SUPPLIED RECORDS:
Begin

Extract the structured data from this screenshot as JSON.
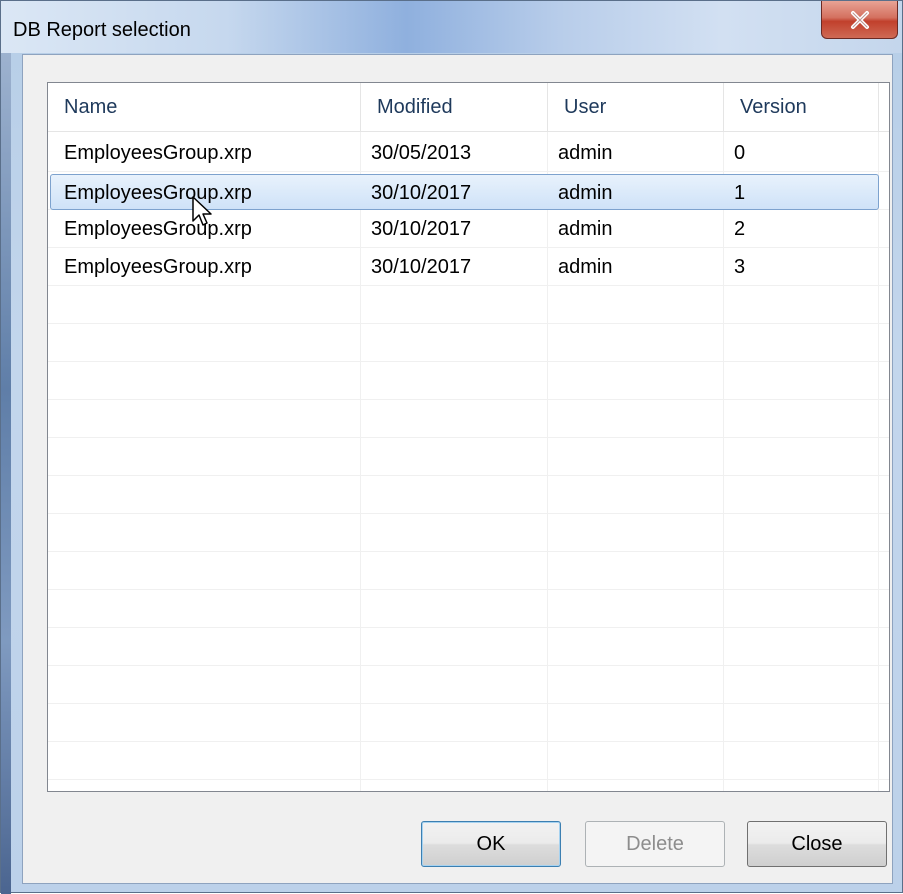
{
  "window": {
    "title": "DB Report selection"
  },
  "list": {
    "columns": [
      "Name",
      "Modified",
      "User",
      "Version"
    ],
    "rows": [
      {
        "name": "EmployeesGroup.xrp",
        "modified": "30/05/2013",
        "user": "admin",
        "version": "0"
      },
      {
        "name": "EmployeesGroup.xrp",
        "modified": "30/10/2017",
        "user": "admin",
        "version": "1"
      },
      {
        "name": "EmployeesGroup.xrp",
        "modified": "30/10/2017",
        "user": "admin",
        "version": "2"
      },
      {
        "name": "EmployeesGroup.xrp",
        "modified": "30/10/2017",
        "user": "admin",
        "version": "3"
      }
    ],
    "selected_row": 1
  },
  "buttons": {
    "ok": "OK",
    "delete": "Delete",
    "close": "Close"
  },
  "icons": {
    "close": "close-icon",
    "cursor": "mouse-pointer-icon"
  },
  "colors": {
    "selection_fill": "#cfe2f8",
    "selection_border": "#7da2ce",
    "close_button": "#c1402c"
  }
}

End

Write out again every line above exactly as given; the pictures do not belong in the copy.

TASK RESULT:
Extract the structured data from this screenshot as JSON.
{
  "window": {
    "title": "DB Report selection"
  },
  "list": {
    "columns": [
      "Name",
      "Modified",
      "User",
      "Version"
    ],
    "rows": [
      {
        "name": "EmployeesGroup.xrp",
        "modified": "30/05/2013",
        "user": "admin",
        "version": "0"
      },
      {
        "name": "EmployeesGroup.xrp",
        "modified": "30/10/2017",
        "user": "admin",
        "version": "1"
      },
      {
        "name": "EmployeesGroup.xrp",
        "modified": "30/10/2017",
        "user": "admin",
        "version": "2"
      },
      {
        "name": "EmployeesGroup.xrp",
        "modified": "30/10/2017",
        "user": "admin",
        "version": "3"
      }
    ],
    "selected_row": 1
  },
  "buttons": {
    "ok": "OK",
    "delete": "Delete",
    "close": "Close"
  },
  "icons": {
    "close": "close-icon",
    "cursor": "mouse-pointer-icon"
  },
  "colors": {
    "selection_fill": "#cfe2f8",
    "selection_border": "#7da2ce",
    "close_button": "#c1402c"
  }
}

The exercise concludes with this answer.